● Problem requirements
Find the lines in these entries that include the word "которая" and state how many there are, with no other words.

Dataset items
##########

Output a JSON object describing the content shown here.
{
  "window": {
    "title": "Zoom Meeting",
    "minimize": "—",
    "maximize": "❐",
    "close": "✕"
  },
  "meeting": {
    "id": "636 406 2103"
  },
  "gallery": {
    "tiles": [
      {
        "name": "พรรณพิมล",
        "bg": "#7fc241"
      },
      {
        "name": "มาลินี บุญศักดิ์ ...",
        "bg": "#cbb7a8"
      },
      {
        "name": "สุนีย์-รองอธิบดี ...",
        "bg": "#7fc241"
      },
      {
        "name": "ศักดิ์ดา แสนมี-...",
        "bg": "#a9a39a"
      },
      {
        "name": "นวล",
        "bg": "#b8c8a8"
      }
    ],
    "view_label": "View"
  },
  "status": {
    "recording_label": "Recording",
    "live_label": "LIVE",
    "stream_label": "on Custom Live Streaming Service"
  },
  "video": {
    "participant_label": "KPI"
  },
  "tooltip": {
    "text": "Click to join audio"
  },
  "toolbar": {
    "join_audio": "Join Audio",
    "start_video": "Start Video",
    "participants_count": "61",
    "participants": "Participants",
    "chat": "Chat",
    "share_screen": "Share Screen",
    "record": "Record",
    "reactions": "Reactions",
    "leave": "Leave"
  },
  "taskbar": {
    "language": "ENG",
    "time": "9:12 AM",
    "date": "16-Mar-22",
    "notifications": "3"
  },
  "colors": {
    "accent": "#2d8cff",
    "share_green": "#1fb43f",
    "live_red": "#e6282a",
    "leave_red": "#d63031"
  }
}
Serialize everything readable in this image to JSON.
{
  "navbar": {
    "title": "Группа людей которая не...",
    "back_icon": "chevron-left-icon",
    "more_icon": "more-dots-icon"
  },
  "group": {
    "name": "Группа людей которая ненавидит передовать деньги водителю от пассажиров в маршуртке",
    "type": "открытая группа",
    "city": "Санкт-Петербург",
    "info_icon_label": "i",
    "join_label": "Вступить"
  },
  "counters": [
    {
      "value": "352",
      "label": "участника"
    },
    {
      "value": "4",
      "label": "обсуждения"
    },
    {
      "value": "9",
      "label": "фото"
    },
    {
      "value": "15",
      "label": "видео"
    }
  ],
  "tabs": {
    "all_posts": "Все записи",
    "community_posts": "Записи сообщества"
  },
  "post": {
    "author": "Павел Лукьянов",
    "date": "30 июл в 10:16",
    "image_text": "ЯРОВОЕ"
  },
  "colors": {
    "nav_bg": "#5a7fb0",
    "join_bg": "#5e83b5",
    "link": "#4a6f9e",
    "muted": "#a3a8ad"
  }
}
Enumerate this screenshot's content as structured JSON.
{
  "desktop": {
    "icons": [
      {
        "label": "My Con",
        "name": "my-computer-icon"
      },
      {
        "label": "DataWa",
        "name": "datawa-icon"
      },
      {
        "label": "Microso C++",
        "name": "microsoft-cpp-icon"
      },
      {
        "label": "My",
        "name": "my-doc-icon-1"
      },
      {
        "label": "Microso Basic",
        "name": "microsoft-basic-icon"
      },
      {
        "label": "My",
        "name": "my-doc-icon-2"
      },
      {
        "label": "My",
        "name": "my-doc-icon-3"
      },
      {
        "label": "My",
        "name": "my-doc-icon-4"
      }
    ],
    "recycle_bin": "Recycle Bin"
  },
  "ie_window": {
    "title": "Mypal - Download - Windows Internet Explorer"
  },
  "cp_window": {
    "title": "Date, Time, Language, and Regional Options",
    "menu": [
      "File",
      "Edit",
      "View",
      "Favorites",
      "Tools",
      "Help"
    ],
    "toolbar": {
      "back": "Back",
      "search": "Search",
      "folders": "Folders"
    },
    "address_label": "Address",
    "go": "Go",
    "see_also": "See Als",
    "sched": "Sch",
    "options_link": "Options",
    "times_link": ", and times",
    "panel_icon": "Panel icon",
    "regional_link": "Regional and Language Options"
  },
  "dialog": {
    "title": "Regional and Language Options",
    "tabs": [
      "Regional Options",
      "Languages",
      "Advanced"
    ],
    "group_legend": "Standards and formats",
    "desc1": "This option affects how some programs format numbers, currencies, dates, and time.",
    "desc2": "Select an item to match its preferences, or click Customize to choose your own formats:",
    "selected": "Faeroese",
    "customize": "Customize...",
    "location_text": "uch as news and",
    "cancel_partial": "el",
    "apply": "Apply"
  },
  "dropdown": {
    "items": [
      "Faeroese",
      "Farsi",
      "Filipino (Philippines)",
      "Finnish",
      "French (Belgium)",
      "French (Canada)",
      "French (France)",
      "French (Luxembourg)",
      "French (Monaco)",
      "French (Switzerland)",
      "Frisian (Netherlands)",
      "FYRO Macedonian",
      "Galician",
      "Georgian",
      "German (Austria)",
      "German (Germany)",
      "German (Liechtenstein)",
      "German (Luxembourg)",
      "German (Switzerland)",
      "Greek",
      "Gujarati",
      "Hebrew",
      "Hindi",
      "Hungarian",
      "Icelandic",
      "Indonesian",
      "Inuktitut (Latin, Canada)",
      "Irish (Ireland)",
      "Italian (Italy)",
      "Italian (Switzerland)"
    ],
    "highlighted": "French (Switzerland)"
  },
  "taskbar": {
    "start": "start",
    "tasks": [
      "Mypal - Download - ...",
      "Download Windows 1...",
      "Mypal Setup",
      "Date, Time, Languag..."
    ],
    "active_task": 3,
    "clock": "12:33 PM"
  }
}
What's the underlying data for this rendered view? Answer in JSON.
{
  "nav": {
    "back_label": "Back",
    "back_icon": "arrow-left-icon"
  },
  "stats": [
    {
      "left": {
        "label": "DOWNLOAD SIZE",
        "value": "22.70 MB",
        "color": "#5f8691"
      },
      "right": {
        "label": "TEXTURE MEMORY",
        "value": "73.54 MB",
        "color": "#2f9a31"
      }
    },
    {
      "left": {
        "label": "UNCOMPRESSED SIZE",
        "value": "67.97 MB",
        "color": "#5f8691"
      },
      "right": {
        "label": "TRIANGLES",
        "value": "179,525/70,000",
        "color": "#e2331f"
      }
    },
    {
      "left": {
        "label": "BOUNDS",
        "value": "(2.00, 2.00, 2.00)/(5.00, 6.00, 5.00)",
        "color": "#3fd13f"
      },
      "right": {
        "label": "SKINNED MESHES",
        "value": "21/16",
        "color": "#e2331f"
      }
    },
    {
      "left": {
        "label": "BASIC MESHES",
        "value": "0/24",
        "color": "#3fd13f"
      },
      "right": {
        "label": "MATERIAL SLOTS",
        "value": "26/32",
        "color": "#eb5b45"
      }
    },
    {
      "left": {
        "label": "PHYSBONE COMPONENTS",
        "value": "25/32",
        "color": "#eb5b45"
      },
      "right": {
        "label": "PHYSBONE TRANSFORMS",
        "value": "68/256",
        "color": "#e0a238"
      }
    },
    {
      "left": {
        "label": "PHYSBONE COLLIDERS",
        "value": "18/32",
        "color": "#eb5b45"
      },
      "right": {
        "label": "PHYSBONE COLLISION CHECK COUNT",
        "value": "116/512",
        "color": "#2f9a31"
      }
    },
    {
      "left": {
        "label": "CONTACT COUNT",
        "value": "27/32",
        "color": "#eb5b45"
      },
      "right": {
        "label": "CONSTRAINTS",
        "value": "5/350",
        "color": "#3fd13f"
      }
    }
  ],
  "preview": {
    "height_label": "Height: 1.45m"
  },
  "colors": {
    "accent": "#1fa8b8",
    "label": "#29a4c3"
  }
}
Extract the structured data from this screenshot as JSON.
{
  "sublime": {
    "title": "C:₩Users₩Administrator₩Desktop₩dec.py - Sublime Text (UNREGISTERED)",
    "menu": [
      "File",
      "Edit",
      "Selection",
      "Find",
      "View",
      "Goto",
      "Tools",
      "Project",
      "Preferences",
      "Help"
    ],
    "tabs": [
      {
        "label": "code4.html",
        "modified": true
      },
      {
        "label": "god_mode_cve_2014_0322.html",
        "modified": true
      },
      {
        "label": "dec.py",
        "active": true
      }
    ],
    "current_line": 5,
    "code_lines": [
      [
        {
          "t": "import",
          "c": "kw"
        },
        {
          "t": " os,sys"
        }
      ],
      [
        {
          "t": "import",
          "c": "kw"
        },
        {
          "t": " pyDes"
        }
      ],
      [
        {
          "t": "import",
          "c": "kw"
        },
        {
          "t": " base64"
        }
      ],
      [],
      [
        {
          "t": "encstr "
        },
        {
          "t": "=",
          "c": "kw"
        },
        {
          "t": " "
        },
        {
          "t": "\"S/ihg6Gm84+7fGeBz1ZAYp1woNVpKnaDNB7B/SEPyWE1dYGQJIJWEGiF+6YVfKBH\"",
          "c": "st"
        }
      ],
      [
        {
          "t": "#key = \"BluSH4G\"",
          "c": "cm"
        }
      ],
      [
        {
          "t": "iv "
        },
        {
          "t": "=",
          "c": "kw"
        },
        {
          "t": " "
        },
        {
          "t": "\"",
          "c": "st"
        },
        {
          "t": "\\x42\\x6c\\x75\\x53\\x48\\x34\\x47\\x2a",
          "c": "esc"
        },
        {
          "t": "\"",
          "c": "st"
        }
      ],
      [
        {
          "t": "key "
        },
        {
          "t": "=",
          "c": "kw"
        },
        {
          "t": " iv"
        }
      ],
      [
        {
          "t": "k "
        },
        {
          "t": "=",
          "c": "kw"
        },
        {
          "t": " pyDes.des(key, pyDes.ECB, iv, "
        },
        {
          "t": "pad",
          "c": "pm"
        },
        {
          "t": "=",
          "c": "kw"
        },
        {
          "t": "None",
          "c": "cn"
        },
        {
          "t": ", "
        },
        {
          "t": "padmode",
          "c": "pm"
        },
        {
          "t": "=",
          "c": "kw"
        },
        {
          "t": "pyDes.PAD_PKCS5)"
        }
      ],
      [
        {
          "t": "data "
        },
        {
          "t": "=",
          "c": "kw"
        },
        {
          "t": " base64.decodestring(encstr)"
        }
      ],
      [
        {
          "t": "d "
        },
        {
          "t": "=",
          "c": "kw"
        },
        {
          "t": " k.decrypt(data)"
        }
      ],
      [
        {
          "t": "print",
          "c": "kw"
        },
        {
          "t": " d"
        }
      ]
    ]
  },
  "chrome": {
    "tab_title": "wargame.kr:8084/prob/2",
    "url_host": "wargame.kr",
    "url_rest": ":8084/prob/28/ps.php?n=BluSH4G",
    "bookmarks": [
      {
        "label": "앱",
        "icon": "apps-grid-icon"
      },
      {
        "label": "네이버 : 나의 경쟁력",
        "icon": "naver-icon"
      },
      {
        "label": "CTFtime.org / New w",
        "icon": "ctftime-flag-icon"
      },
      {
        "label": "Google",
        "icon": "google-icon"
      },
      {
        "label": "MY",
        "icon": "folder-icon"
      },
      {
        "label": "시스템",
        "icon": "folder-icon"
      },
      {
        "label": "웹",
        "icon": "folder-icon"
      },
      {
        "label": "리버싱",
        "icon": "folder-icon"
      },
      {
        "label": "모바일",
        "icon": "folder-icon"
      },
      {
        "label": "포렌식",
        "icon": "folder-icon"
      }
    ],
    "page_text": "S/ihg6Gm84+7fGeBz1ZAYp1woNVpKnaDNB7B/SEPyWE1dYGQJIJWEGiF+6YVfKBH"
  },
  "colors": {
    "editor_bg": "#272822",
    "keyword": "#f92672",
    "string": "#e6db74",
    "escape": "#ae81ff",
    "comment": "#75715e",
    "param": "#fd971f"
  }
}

##########

● Task response
2